TASK OBJECTIVE: Extract the complete listing and output it unchanged.

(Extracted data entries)
┏━━
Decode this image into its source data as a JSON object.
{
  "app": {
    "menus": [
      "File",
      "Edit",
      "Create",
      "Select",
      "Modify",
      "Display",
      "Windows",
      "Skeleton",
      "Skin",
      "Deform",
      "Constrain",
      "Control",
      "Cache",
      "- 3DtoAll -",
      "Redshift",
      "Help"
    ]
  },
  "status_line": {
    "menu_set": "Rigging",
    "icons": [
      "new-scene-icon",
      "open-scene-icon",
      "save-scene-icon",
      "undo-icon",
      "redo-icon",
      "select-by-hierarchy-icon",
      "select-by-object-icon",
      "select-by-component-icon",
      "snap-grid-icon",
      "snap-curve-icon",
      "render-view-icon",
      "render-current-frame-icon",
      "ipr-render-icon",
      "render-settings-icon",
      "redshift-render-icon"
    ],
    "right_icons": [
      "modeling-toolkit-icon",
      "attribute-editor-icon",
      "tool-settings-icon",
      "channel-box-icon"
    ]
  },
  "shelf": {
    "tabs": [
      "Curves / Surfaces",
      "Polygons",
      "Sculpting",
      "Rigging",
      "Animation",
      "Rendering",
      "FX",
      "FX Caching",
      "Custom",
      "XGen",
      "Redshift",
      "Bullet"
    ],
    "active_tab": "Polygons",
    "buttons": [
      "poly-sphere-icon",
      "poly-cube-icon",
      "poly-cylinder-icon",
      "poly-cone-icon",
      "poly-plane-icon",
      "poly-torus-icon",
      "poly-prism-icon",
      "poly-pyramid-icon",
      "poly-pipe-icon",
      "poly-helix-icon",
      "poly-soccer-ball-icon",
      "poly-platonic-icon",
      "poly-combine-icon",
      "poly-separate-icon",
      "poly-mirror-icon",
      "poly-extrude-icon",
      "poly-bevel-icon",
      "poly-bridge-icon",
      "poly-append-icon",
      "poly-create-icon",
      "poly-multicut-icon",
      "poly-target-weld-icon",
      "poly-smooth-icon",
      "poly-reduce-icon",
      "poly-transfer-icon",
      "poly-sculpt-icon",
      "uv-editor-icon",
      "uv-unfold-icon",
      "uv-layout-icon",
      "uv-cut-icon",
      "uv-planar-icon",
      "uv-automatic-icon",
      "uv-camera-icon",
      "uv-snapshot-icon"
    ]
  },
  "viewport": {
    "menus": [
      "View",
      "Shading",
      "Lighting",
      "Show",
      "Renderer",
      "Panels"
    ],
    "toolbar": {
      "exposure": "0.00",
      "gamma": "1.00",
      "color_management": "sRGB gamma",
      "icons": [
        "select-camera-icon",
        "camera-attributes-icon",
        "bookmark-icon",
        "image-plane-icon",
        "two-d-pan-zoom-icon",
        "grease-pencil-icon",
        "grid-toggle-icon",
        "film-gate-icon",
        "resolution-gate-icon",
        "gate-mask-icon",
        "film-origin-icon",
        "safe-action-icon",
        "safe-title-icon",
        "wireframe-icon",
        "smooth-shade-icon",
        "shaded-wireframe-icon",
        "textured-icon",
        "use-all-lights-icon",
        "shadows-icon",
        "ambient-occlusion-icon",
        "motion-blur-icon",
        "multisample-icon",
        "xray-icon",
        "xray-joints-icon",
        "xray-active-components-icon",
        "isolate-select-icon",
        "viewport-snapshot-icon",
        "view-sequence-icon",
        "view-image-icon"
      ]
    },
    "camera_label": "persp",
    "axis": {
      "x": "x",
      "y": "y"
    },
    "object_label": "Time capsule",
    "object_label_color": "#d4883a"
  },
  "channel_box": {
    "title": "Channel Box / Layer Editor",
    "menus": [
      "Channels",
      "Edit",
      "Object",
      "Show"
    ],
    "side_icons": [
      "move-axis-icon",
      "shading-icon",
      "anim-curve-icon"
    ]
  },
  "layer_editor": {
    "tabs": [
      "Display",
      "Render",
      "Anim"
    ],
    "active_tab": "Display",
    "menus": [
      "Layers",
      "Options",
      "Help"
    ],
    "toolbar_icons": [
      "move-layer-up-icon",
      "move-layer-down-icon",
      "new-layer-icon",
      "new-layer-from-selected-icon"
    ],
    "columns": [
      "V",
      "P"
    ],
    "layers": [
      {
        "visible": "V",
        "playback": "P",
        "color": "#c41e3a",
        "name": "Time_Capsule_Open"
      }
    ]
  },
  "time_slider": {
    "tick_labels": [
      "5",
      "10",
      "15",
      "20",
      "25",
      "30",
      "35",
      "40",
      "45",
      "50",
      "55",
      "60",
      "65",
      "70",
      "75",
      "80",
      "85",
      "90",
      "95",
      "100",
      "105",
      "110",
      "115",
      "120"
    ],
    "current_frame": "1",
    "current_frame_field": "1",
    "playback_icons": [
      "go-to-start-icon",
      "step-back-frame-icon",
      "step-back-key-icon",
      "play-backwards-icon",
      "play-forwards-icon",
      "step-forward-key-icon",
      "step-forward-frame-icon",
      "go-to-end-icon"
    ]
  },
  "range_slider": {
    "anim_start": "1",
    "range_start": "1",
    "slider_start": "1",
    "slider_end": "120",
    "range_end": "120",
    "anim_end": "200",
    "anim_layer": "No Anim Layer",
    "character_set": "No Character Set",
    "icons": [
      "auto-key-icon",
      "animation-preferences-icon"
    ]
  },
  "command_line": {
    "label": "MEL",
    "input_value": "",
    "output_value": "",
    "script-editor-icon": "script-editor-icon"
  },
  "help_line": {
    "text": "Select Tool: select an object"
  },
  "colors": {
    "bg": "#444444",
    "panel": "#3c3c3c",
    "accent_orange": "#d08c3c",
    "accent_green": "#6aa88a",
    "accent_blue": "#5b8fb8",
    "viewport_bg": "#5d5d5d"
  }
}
┗━━
TASK OUTPUT:
Decode this image into its source data as a JSON object.
{
  "app": {
    "menus": [
      "File",
      "Edit",
      "Create",
      "Select",
      "Modify",
      "Display",
      "Windows",
      "Skeleton",
      "Skin",
      "Deform",
      "Constrain",
      "Control",
      "Cache",
      "- 3DtoAll -",
      "Redshift",
      "Help"
    ]
  },
  "status_line": {
    "menu_set": "Rigging",
    "icons": [
      "new-scene-icon",
      "open-scene-icon",
      "save-scene-icon",
      "undo-icon",
      "redo-icon",
      "select-by-hierarchy-icon",
      "select-by-object-icon",
      "select-by-component-icon",
      "snap-grid-icon",
      "snap-curve-icon",
      "render-view-icon",
      "render-current-frame-icon",
      "ipr-render-icon",
      "render-settings-icon",
      "redshift-render-icon"
    ],
    "right_icons": [
      "modeling-toolkit-icon",
      "attribute-editor-icon",
      "tool-settings-icon",
      "channel-box-icon"
    ]
  },
  "shelf": {
    "tabs": [
      "Curves / Surfaces",
      "Polygons",
      "Sculpting",
      "Rigging",
      "Animation",
      "Rendering",
      "FX",
      "FX Caching",
      "Custom",
      "XGen",
      "Redshift",
      "Bullet"
    ],
    "active_tab": "Polygons",
    "buttons": [
      "poly-sphere-icon",
      "poly-cube-icon",
      "poly-cylinder-icon",
      "poly-cone-icon",
      "poly-plane-icon",
      "poly-torus-icon",
      "poly-prism-icon",
      "poly-pyramid-icon",
      "poly-pipe-icon",
      "poly-helix-icon",
      "poly-soccer-ball-icon",
      "poly-platonic-icon",
      "poly-combine-icon",
      "poly-separate-icon",
      "poly-mirror-icon",
      "poly-extrude-icon",
      "poly-bevel-icon",
      "poly-bridge-icon",
      "poly-append-icon",
      "poly-create-icon",
      "poly-multicut-icon",
      "poly-target-weld-icon",
      "poly-smooth-icon",
      "poly-reduce-icon",
      "poly-transfer-icon",
      "poly-sculpt-icon",
      "uv-editor-icon",
      "uv-unfold-icon",
      "uv-layout-icon",
      "uv-cut-icon",
      "uv-planar-icon",
      "uv-automatic-icon",
      "uv-camera-icon",
      "uv-snapshot-icon"
    ]
  },
  "viewport": {
    "menus": [
      "View",
      "Shading",
      "Lighting",
      "Show",
      "Renderer",
      "Panels"
    ],
    "toolbar": {
      "exposure": "0.00",
      "gamma": "1.00",
      "color_management": "sRGB gamma",
      "icons": [
        "select-camera-icon",
        "camera-attributes-icon",
        "bookmark-icon",
        "image-plane-icon",
        "two-d-pan-zoom-icon",
        "grease-pencil-icon",
        "grid-toggle-icon",
        "film-gate-icon",
        "resolution-gate-icon",
        "gate-mask-icon",
        "film-origin-icon",
        "safe-action-icon",
        "safe-title-icon",
        "wireframe-icon",
        "smooth-shade-icon",
        "shaded-wireframe-icon",
        "textured-icon",
        "use-all-lights-icon",
        "shadows-icon",
        "ambient-occlusion-icon",
        "motion-blur-icon",
        "multisample-icon",
        "xray-icon",
        "xray-joints-icon",
        "xray-active-components-icon",
        "isolate-select-icon",
        "viewport-snapshot-icon",
        "view-sequence-icon",
        "view-image-icon"
      ]
    },
    "camera_label": "persp",
    "axis": {
      "x": "x",
      "y": "y"
    },
    "object_label": "Time capsule",
    "object_label_color": "#d4883a"
  },
  "channel_box": {
    "title": "Channel Box / Layer Editor",
    "menus": [
      "Channels",
      "Edit",
      "Object",
      "Show"
    ],
    "side_icons": [
      "move-axis-icon",
      "shading-icon",
      "anim-curve-icon"
    ]
  },
  "layer_editor": {
    "tabs": [
      "Display",
      "Render",
      "Anim"
    ],
    "active_tab": "Display",
    "menus": [
      "Layers",
      "Options",
      "Help"
    ],
    "toolbar_icons": [
      "move-layer-up-icon",
      "move-layer-down-icon",
      "new-layer-icon",
      "new-layer-from-selected-icon"
    ],
    "columns": [
      "V",
      "P"
    ],
    "layers": [
      {
        "visible": "V",
        "playback": "P",
        "color": "#c41e3a",
        "name": "Time_Capsule_Open"
      }
    ]
  },
  "time_slider": {
    "tick_labels": [
      "5",
      "10",
      "15",
      "20",
      "25",
      "30",
      "35",
      "40",
      "45",
      "50",
      "55",
      "60",
      "65",
      "70",
      "75",
      "80",
      "85",
      "90",
      "95",
      "100",
      "105",
      "110",
      "115",
      "120"
    ],
    "current_frame": "1",
    "current_frame_field": "1",
    "playback_icons": [
      "go-to-start-icon",
      "step-back-frame-icon",
      "step-back-key-icon",
      "play-backwards-icon",
      "play-forwards-icon",
      "step-forward-key-icon",
      "step-forward-frame-icon",
      "go-to-end-icon"
    ]
  },
  "range_slider": {
    "anim_start": "1",
    "range_start": "1",
    "slider_start": "1",
    "slider_end": "120",
    "range_end": "120",
    "anim_end": "200",
    "anim_layer": "No Anim Layer",
    "character_set": "No Character Set",
    "icons": [
      "auto-key-icon",
      "animation-preferences-icon"
    ]
  },
  "command_line": {
    "label": "MEL",
    "input_value": "",
    "output_value": "",
    "script-editor-icon": "script-editor-icon"
  },
  "help_line": {
    "text": "Select Tool: select an object"
  },
  "colors": {
    "bg": "#444444",
    "panel": "#3c3c3c",
    "accent_orange": "#d08c3c",
    "accent_green": "#6aa88a",
    "accent_blue": "#5b8fb8",
    "viewport_bg": "#5d5d5d"
  }
}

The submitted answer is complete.